Dataset records:
▽
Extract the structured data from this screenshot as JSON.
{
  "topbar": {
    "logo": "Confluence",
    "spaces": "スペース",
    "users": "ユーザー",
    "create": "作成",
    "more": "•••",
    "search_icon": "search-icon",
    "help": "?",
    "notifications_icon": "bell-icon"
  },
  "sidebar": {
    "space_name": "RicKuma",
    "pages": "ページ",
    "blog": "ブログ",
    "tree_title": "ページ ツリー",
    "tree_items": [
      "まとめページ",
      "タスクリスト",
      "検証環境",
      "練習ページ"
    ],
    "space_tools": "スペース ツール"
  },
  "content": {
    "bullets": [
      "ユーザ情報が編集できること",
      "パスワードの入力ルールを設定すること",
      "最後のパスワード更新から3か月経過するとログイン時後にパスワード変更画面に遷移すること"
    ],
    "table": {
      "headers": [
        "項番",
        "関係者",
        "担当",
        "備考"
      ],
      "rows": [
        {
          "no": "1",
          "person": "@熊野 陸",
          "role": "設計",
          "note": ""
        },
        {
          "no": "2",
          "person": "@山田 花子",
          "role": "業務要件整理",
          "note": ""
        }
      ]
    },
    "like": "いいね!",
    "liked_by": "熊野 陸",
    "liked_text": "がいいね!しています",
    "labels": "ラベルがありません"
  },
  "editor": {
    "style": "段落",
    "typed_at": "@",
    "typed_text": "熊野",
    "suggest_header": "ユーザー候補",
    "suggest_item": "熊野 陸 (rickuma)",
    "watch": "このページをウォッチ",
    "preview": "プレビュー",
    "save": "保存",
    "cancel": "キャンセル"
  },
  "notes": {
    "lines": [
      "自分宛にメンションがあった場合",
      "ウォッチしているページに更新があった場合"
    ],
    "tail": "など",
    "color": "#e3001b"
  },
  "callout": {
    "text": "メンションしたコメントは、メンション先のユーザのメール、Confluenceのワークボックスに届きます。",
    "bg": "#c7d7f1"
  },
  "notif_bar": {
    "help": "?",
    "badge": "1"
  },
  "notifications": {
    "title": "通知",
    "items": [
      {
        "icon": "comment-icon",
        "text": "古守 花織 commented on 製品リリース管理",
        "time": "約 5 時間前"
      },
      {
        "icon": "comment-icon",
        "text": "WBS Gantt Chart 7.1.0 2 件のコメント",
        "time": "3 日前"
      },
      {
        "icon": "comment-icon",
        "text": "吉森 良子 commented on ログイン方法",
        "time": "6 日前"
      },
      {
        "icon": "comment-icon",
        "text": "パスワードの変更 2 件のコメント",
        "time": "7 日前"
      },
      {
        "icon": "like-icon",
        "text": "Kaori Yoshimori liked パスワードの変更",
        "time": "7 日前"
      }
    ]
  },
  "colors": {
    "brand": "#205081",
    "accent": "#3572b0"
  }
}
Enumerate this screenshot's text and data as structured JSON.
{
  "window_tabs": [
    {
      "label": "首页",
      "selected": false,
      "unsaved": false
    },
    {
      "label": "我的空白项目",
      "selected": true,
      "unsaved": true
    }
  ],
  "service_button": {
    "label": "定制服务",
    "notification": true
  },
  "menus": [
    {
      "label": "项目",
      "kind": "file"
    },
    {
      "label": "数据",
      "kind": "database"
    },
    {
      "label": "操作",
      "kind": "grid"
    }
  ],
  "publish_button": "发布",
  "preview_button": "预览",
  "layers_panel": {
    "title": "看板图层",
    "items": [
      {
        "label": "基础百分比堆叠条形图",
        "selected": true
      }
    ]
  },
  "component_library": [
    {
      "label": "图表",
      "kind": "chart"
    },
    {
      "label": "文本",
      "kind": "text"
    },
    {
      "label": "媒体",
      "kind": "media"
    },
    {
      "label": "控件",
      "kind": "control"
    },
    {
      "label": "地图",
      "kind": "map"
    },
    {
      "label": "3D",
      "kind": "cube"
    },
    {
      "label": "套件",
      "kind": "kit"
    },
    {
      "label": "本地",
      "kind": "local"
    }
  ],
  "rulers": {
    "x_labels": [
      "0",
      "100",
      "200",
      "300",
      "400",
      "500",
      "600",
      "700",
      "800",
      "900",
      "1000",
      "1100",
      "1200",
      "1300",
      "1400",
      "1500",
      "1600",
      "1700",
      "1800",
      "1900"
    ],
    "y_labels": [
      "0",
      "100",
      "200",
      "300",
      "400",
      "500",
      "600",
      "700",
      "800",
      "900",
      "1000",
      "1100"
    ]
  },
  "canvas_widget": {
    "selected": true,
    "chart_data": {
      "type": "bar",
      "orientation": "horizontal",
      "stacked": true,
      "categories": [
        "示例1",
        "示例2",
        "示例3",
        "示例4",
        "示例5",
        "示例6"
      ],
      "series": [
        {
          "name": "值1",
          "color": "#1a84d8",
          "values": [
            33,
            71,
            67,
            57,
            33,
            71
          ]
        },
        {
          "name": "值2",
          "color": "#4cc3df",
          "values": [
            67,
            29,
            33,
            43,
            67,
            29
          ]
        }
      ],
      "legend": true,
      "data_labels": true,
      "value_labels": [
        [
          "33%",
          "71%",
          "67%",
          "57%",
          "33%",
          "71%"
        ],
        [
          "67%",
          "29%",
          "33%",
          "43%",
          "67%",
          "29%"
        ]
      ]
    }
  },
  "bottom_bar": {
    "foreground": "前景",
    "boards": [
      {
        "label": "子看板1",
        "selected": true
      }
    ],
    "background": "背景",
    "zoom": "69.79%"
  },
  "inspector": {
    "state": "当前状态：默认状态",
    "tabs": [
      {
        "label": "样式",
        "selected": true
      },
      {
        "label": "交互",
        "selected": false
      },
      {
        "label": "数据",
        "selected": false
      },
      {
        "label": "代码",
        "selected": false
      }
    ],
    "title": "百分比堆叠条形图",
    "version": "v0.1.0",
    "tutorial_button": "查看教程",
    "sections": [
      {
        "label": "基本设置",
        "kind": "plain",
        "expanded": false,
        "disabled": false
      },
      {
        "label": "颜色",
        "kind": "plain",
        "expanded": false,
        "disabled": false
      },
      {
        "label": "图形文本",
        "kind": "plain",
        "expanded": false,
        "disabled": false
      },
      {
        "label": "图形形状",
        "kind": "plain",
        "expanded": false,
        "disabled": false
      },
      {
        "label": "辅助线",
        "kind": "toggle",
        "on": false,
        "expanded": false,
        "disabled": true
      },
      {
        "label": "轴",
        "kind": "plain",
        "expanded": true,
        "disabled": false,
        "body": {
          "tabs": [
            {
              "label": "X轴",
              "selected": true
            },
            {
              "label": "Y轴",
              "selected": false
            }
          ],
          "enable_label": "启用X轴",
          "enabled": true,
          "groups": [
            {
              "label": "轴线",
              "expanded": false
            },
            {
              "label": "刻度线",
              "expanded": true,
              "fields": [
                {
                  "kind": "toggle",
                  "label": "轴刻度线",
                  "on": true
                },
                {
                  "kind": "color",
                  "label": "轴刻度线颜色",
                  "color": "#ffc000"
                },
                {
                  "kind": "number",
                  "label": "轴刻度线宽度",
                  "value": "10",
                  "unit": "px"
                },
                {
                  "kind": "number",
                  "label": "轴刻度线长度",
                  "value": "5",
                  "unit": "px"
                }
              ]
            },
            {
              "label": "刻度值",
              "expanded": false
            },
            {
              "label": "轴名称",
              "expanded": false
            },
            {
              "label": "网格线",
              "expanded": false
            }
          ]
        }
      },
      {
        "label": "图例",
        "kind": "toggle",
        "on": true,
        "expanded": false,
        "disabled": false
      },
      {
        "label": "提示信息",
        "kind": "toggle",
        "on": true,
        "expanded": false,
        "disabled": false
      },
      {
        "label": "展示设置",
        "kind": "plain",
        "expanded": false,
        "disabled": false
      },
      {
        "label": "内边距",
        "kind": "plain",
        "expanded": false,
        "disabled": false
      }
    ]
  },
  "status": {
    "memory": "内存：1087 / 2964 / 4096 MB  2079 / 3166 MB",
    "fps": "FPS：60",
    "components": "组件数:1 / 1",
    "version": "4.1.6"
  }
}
△
[Your instructions] Pick out the lines above that hold the string "time" and show them.

[Result]
        "time": "約 5 時間前"
        "time": "3 日前"
        "time": "6 日前"
        "time": "7 日前"
        "time": "7 日前"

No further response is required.